## Written exercise:
From the listing that follows, extract every line and set it down unaltered.

■ ■ ■ ■ ■

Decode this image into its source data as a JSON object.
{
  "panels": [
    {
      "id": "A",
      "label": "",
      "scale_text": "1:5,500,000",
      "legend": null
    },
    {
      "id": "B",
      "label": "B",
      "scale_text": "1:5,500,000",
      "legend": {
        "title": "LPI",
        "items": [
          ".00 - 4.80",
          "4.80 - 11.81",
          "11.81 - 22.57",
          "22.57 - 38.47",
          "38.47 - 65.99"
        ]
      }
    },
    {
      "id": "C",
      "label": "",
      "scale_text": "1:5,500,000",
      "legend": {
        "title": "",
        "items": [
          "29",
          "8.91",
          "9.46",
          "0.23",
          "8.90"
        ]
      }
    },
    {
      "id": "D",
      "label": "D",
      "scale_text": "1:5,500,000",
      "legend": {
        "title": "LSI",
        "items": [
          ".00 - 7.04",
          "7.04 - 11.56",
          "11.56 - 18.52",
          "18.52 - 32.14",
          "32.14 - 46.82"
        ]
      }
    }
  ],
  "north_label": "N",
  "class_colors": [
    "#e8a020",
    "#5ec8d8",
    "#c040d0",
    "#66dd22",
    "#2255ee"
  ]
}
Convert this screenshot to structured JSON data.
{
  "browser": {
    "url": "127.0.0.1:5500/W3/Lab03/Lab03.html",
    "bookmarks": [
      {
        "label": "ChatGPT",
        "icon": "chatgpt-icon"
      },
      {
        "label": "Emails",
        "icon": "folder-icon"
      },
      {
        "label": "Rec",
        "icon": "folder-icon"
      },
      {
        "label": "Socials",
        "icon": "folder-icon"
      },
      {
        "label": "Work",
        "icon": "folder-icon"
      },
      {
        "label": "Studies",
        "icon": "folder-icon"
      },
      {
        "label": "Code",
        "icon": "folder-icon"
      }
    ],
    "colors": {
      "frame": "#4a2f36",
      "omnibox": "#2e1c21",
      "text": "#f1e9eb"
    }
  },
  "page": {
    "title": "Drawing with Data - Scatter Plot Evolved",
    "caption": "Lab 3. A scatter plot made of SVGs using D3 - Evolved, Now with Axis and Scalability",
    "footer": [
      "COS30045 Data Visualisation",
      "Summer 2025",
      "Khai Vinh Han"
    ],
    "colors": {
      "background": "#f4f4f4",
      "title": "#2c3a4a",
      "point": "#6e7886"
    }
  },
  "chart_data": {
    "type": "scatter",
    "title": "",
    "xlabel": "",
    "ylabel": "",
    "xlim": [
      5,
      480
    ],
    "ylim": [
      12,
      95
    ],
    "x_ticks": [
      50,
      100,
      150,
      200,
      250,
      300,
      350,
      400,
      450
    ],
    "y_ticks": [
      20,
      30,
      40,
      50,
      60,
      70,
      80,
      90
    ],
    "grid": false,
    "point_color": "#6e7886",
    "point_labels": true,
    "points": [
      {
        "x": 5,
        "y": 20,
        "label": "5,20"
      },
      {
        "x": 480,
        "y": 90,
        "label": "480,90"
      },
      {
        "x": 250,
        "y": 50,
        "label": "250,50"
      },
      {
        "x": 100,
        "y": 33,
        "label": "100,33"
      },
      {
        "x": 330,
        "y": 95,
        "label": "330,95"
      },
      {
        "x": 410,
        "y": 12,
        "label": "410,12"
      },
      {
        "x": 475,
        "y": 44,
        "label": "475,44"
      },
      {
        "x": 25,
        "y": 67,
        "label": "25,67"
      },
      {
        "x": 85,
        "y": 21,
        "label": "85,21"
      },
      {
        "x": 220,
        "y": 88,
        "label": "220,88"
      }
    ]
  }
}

■ ■ ■ ■ ■

## Answer in full:
Decode this image into its source data as a JSON object.
{
  "panels": [
    {
      "id": "A",
      "label": "",
      "scale_text": "1:5,500,000",
      "legend": null
    },
    {
      "id": "B",
      "label": "B",
      "scale_text": "1:5,500,000",
      "legend": {
        "title": "LPI",
        "items": [
          ".00 - 4.80",
          "4.80 - 11.81",
          "11.81 - 22.57",
          "22.57 - 38.47",
          "38.47 - 65.99"
        ]
      }
    },
    {
      "id": "C",
      "label": "",
      "scale_text": "1:5,500,000",
      "legend": {
        "title": "",
        "items": [
          "29",
          "8.91",
          "9.46",
          "0.23",
          "8.90"
        ]
      }
    },
    {
      "id": "D",
      "label": "D",
      "scale_text": "1:5,500,000",
      "legend": {
        "title": "LSI",
        "items": [
          ".00 - 7.04",
          "7.04 - 11.56",
          "11.56 - 18.52",
          "18.52 - 32.14",
          "32.14 - 46.82"
        ]
      }
    }
  ],
  "north_label": "N",
  "class_colors": [
    "#e8a020",
    "#5ec8d8",
    "#c040d0",
    "#66dd22",
    "#2255ee"
  ]
}
Convert this screenshot to structured JSON data.
{
  "browser": {
    "url": "127.0.0.1:5500/W3/Lab03/Lab03.html",
    "bookmarks": [
      {
        "label": "ChatGPT",
        "icon": "chatgpt-icon"
      },
      {
        "label": "Emails",
        "icon": "folder-icon"
      },
      {
        "label": "Rec",
        "icon": "folder-icon"
      },
      {
        "label": "Socials",
        "icon": "folder-icon"
      },
      {
        "label": "Work",
        "icon": "folder-icon"
      },
      {
        "label": "Studies",
        "icon": "folder-icon"
      },
      {
        "label": "Code",
        "icon": "folder-icon"
      }
    ],
    "colors": {
      "frame": "#4a2f36",
      "omnibox": "#2e1c21",
      "text": "#f1e9eb"
    }
  },
  "page": {
    "title": "Drawing with Data - Scatter Plot Evolved",
    "caption": "Lab 3. A scatter plot made of SVGs using D3 - Evolved, Now with Axis and Scalability",
    "footer": [
      "COS30045 Data Visualisation",
      "Summer 2025",
      "Khai Vinh Han"
    ],
    "colors": {
      "background": "#f4f4f4",
      "title": "#2c3a4a",
      "point": "#6e7886"
    }
  },
  "chart_data": {
    "type": "scatter",
    "title": "",
    "xlabel": "",
    "ylabel": "",
    "xlim": [
      5,
      480
    ],
    "ylim": [
      12,
      95
    ],
    "x_ticks": [
      50,
      100,
      150,
      200,
      250,
      300,
      350,
      400,
      450
    ],
    "y_ticks": [
      20,
      30,
      40,
      50,
      60,
      70,
      80,
      90
    ],
    "grid": false,
    "point_color": "#6e7886",
    "point_labels": true,
    "points": [
      {
        "x": 5,
        "y": 20,
        "label": "5,20"
      },
      {
        "x": 480,
        "y": 90,
        "label": "480,90"
      },
      {
        "x": 250,
        "y": 50,
        "label": "250,50"
      },
      {
        "x": 100,
        "y": 33,
        "label": "100,33"
      },
      {
        "x": 330,
        "y": 95,
        "label": "330,95"
      },
      {
        "x": 410,
        "y": 12,
        "label": "410,12"
      },
      {
        "x": 475,
        "y": 44,
        "label": "475,44"
      },
      {
        "x": 25,
        "y": 67,
        "label": "25,67"
      },
      {
        "x": 85,
        "y": 21,
        "label": "85,21"
      },
      {
        "x": 220,
        "y": 88,
        "label": "220,88"
      }
    ]
  }
}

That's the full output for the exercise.